Exercise aim - All material below is to be reproduced exactly.

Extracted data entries
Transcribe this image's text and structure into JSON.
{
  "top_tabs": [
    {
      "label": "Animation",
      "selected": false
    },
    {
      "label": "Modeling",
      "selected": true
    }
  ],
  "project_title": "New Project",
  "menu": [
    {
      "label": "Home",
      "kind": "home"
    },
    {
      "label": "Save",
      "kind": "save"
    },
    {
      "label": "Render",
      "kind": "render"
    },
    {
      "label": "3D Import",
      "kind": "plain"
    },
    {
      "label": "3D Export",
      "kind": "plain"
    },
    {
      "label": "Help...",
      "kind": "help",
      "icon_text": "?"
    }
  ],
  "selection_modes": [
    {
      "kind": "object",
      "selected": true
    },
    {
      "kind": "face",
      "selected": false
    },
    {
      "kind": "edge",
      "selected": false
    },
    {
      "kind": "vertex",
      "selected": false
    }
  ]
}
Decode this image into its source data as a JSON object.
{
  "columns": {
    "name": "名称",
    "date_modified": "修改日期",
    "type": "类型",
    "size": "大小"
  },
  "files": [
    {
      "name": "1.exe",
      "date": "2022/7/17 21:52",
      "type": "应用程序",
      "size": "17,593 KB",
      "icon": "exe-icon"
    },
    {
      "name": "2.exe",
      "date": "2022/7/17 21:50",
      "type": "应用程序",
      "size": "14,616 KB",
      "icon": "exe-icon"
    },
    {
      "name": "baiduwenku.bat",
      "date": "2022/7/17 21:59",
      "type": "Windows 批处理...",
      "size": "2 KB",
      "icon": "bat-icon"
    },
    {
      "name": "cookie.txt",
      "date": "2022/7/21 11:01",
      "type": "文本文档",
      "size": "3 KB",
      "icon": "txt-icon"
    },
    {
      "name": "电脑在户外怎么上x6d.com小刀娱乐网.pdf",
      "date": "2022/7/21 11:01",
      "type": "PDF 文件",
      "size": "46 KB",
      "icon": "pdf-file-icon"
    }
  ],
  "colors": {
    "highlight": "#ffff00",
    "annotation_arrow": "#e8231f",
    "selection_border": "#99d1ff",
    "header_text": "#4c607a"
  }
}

Answer -
Transcribe this image's text and structure into JSON.
{
  "top_tabs": [
    {
      "label": "Animation",
      "selected": false
    },
    {
      "label": "Modeling",
      "selected": true
    }
  ],
  "project_title": "New Project",
  "menu": [
    {
      "label": "Home",
      "kind": "home"
    },
    {
      "label": "Save",
      "kind": "save"
    },
    {
      "label": "Render",
      "kind": "render"
    },
    {
      "label": "3D Import",
      "kind": "plain"
    },
    {
      "label": "3D Export",
      "kind": "plain"
    },
    {
      "label": "Help...",
      "kind": "help",
      "icon_text": "?"
    }
  ],
  "selection_modes": [
    {
      "kind": "object",
      "selected": true
    },
    {
      "kind": "face",
      "selected": false
    },
    {
      "kind": "edge",
      "selected": false
    },
    {
      "kind": "vertex",
      "selected": false
    }
  ]
}
Decode this image into its source data as a JSON object.
{
  "columns": {
    "name": "名称",
    "date_modified": "修改日期",
    "type": "类型",
    "size": "大小"
  },
  "files": [
    {
      "name": "1.exe",
      "date": "2022/7/17 21:52",
      "type": "应用程序",
      "size": "17,593 KB",
      "icon": "exe-icon"
    },
    {
      "name": "2.exe",
      "date": "2022/7/17 21:50",
      "type": "应用程序",
      "size": "14,616 KB",
      "icon": "exe-icon"
    },
    {
      "name": "baiduwenku.bat",
      "date": "2022/7/17 21:59",
      "type": "Windows 批处理...",
      "size": "2 KB",
      "icon": "bat-icon"
    },
    {
      "name": "cookie.txt",
      "date": "2022/7/21 11:01",
      "type": "文本文档",
      "size": "3 KB",
      "icon": "txt-icon"
    },
    {
      "name": "电脑在户外怎么上x6d.com小刀娱乐网.pdf",
      "date": "2022/7/21 11:01",
      "type": "PDF 文件",
      "size": "46 KB",
      "icon": "pdf-file-icon"
    }
  ],
  "colors": {
    "highlight": "#ffff00",
    "annotation_arrow": "#e8231f",
    "selection_border": "#99d1ff",
    "header_text": "#4c607a"
  }
}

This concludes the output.